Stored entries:
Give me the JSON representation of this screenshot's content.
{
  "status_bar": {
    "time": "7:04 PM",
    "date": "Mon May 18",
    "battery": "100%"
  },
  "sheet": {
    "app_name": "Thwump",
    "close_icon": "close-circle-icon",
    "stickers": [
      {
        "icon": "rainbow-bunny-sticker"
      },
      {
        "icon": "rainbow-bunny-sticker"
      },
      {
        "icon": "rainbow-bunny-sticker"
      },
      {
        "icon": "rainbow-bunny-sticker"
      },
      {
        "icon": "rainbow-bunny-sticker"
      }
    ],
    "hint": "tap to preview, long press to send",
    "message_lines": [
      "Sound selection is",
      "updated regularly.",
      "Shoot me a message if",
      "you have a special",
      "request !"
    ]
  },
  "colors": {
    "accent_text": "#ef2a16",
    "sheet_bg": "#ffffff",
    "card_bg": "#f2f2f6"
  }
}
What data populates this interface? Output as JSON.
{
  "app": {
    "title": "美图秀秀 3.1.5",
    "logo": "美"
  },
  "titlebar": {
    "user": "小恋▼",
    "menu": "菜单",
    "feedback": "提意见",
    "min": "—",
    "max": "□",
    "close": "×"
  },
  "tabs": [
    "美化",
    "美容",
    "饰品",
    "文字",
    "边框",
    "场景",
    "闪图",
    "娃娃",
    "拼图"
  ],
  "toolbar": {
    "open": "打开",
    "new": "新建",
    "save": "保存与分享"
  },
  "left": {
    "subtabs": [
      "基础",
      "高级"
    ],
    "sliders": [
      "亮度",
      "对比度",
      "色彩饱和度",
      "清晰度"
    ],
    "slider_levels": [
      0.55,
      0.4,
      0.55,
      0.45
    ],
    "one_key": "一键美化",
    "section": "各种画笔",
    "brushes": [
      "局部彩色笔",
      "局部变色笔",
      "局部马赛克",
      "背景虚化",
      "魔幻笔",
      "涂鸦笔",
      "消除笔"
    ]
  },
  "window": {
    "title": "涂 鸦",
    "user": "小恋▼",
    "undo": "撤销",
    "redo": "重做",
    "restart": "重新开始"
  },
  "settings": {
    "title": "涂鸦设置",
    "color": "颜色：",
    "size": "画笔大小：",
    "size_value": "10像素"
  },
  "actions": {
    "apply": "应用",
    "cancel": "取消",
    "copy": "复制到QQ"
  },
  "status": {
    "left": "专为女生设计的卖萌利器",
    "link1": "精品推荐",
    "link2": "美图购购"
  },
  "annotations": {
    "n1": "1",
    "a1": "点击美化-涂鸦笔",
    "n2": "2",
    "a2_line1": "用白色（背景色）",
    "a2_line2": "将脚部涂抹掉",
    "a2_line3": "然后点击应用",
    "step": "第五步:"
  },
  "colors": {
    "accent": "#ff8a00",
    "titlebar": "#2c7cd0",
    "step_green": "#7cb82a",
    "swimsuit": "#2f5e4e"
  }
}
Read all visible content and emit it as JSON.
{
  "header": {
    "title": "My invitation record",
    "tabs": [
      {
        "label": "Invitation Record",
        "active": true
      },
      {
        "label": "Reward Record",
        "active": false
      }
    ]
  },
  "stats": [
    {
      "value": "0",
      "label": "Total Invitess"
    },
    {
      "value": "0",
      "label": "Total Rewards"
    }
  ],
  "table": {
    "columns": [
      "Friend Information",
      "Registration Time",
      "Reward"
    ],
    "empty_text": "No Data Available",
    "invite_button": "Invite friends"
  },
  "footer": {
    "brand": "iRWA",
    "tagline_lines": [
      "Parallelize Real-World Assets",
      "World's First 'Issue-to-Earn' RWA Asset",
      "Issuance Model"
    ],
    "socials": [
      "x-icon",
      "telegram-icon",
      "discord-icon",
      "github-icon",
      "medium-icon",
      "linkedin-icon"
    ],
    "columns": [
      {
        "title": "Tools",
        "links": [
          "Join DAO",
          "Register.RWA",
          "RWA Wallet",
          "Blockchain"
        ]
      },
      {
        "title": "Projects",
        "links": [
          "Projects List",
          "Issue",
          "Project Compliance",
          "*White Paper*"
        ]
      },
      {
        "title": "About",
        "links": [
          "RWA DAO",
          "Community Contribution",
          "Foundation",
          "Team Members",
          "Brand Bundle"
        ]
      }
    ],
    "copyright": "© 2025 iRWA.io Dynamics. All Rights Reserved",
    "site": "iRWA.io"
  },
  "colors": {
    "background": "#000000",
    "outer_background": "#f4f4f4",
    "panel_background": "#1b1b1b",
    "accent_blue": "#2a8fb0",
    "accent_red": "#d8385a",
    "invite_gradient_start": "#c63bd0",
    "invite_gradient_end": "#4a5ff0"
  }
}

→ Exercise description
Without omitting anything, output the entries exactly.

→ Answer
Give me the JSON representation of this screenshot's content.
{
  "status_bar": {
    "time": "7:04 PM",
    "date": "Mon May 18",
    "battery": "100%"
  },
  "sheet": {
    "app_name": "Thwump",
    "close_icon": "close-circle-icon",
    "stickers": [
      {
        "icon": "rainbow-bunny-sticker"
      },
      {
        "icon": "rainbow-bunny-sticker"
      },
      {
        "icon": "rainbow-bunny-sticker"
      },
      {
        "icon": "rainbow-bunny-sticker"
      },
      {
        "icon": "rainbow-bunny-sticker"
      }
    ],
    "hint": "tap to preview, long press to send",
    "message_lines": [
      "Sound selection is",
      "updated regularly.",
      "Shoot me a message if",
      "you have a special",
      "request !"
    ]
  },
  "colors": {
    "accent_text": "#ef2a16",
    "sheet_bg": "#ffffff",
    "card_bg": "#f2f2f6"
  }
}
What data populates this interface? Output as JSON.
{
  "app": {
    "title": "美图秀秀 3.1.5",
    "logo": "美"
  },
  "titlebar": {
    "user": "小恋▼",
    "menu": "菜单",
    "feedback": "提意见",
    "min": "—",
    "max": "□",
    "close": "×"
  },
  "tabs": [
    "美化",
    "美容",
    "饰品",
    "文字",
    "边框",
    "场景",
    "闪图",
    "娃娃",
    "拼图"
  ],
  "toolbar": {
    "open": "打开",
    "new": "新建",
    "save": "保存与分享"
  },
  "left": {
    "subtabs": [
      "基础",
      "高级"
    ],
    "sliders": [
      "亮度",
      "对比度",
      "色彩饱和度",
      "清晰度"
    ],
    "slider_levels": [
      0.55,
      0.4,
      0.55,
      0.45
    ],
    "one_key": "一键美化",
    "section": "各种画笔",
    "brushes": [
      "局部彩色笔",
      "局部变色笔",
      "局部马赛克",
      "背景虚化",
      "魔幻笔",
      "涂鸦笔",
      "消除笔"
    ]
  },
  "window": {
    "title": "涂 鸦",
    "user": "小恋▼",
    "undo": "撤销",
    "redo": "重做",
    "restart": "重新开始"
  },
  "settings": {
    "title": "涂鸦设置",
    "color": "颜色：",
    "size": "画笔大小：",
    "size_value": "10像素"
  },
  "actions": {
    "apply": "应用",
    "cancel": "取消",
    "copy": "复制到QQ"
  },
  "status": {
    "left": "专为女生设计的卖萌利器",
    "link1": "精品推荐",
    "link2": "美图购购"
  },
  "annotations": {
    "n1": "1",
    "a1": "点击美化-涂鸦笔",
    "n2": "2",
    "a2_line1": "用白色（背景色）",
    "a2_line2": "将脚部涂抹掉",
    "a2_line3": "然后点击应用",
    "step": "第五步:"
  },
  "colors": {
    "accent": "#ff8a00",
    "titlebar": "#2c7cd0",
    "step_green": "#7cb82a",
    "swimsuit": "#2f5e4e"
  }
}
Read all visible content and emit it as JSON.
{
  "header": {
    "title": "My invitation record",
    "tabs": [
      {
        "label": "Invitation Record",
        "active": true
      },
      {
        "label": "Reward Record",
        "active": false
      }
    ]
  },
  "stats": [
    {
      "value": "0",
      "label": "Total Invitess"
    },
    {
      "value": "0",
      "label": "Total Rewards"
    }
  ],
  "table": {
    "columns": [
      "Friend Information",
      "Registration Time",
      "Reward"
    ],
    "empty_text": "No Data Available",
    "invite_button": "Invite friends"
  },
  "footer": {
    "brand": "iRWA",
    "tagline_lines": [
      "Parallelize Real-World Assets",
      "World's First 'Issue-to-Earn' RWA Asset",
      "Issuance Model"
    ],
    "socials": [
      "x-icon",
      "telegram-icon",
      "discord-icon",
      "github-icon",
      "medium-icon",
      "linkedin-icon"
    ],
    "columns": [
      {
        "title": "Tools",
        "links": [
          "Join DAO",
          "Register.RWA",
          "RWA Wallet",
          "Blockchain"
        ]
      },
      {
        "title": "Projects",
        "links": [
          "Projects List",
          "Issue",
          "Project Compliance",
          "*White Paper*"
        ]
      },
      {
        "title": "About",
        "links": [
          "RWA DAO",
          "Community Contribution",
          "Foundation",
          "Team Members",
          "Brand Bundle"
        ]
      }
    ],
    "copyright": "© 2025 iRWA.io Dynamics. All Rights Reserved",
    "site": "iRWA.io"
  },
  "colors": {
    "background": "#000000",
    "outer_background": "#f4f4f4",
    "panel_background": "#1b1b1b",
    "accent_blue": "#2a8fb0",
    "accent_red": "#d8385a",
    "invite_gradient_start": "#c63bd0",
    "invite_gradient_end": "#4a5ff0"
  }
}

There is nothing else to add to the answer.